**TASK REQUIREMENTS**
Make an exact copy of the listing below.

**GIVEN ENTRIES**
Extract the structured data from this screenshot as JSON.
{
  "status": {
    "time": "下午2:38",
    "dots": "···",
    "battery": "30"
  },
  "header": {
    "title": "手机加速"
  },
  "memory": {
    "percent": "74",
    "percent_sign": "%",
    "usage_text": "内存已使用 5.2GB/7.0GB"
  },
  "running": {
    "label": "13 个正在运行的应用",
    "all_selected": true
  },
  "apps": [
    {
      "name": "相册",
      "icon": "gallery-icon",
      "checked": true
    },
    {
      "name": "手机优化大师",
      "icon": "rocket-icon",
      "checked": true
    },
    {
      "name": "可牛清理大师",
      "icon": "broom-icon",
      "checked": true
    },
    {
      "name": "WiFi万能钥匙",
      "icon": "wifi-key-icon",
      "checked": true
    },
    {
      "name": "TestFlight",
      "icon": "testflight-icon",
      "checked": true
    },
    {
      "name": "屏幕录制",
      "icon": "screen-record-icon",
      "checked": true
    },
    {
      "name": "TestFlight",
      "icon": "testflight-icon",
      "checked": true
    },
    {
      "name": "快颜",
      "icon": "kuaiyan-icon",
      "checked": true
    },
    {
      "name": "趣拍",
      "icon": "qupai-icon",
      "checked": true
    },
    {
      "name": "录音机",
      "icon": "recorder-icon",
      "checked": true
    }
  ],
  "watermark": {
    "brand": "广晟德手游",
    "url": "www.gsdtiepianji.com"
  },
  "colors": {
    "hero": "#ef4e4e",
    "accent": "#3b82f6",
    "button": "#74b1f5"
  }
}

**RESULT FOR THIS EXERCISE**
Extract the structured data from this screenshot as JSON.
{
  "status": {
    "time": "下午2:38",
    "dots": "···",
    "battery": "30"
  },
  "header": {
    "title": "手机加速"
  },
  "memory": {
    "percent": "74",
    "percent_sign": "%",
    "usage_text": "内存已使用 5.2GB/7.0GB"
  },
  "running": {
    "label": "13 个正在运行的应用",
    "all_selected": true
  },
  "apps": [
    {
      "name": "相册",
      "icon": "gallery-icon",
      "checked": true
    },
    {
      "name": "手机优化大师",
      "icon": "rocket-icon",
      "checked": true
    },
    {
      "name": "可牛清理大师",
      "icon": "broom-icon",
      "checked": true
    },
    {
      "name": "WiFi万能钥匙",
      "icon": "wifi-key-icon",
      "checked": true
    },
    {
      "name": "TestFlight",
      "icon": "testflight-icon",
      "checked": true
    },
    {
      "name": "屏幕录制",
      "icon": "screen-record-icon",
      "checked": true
    },
    {
      "name": "TestFlight",
      "icon": "testflight-icon",
      "checked": true
    },
    {
      "name": "快颜",
      "icon": "kuaiyan-icon",
      "checked": true
    },
    {
      "name": "趣拍",
      "icon": "qupai-icon",
      "checked": true
    },
    {
      "name": "录音机",
      "icon": "recorder-icon",
      "checked": true
    }
  ],
  "watermark": {
    "brand": "广晟德手游",
    "url": "www.gsdtiepianji.com"
  },
  "colors": {
    "hero": "#ef4e4e",
    "accent": "#3b82f6",
    "button": "#74b1f5"
  }
}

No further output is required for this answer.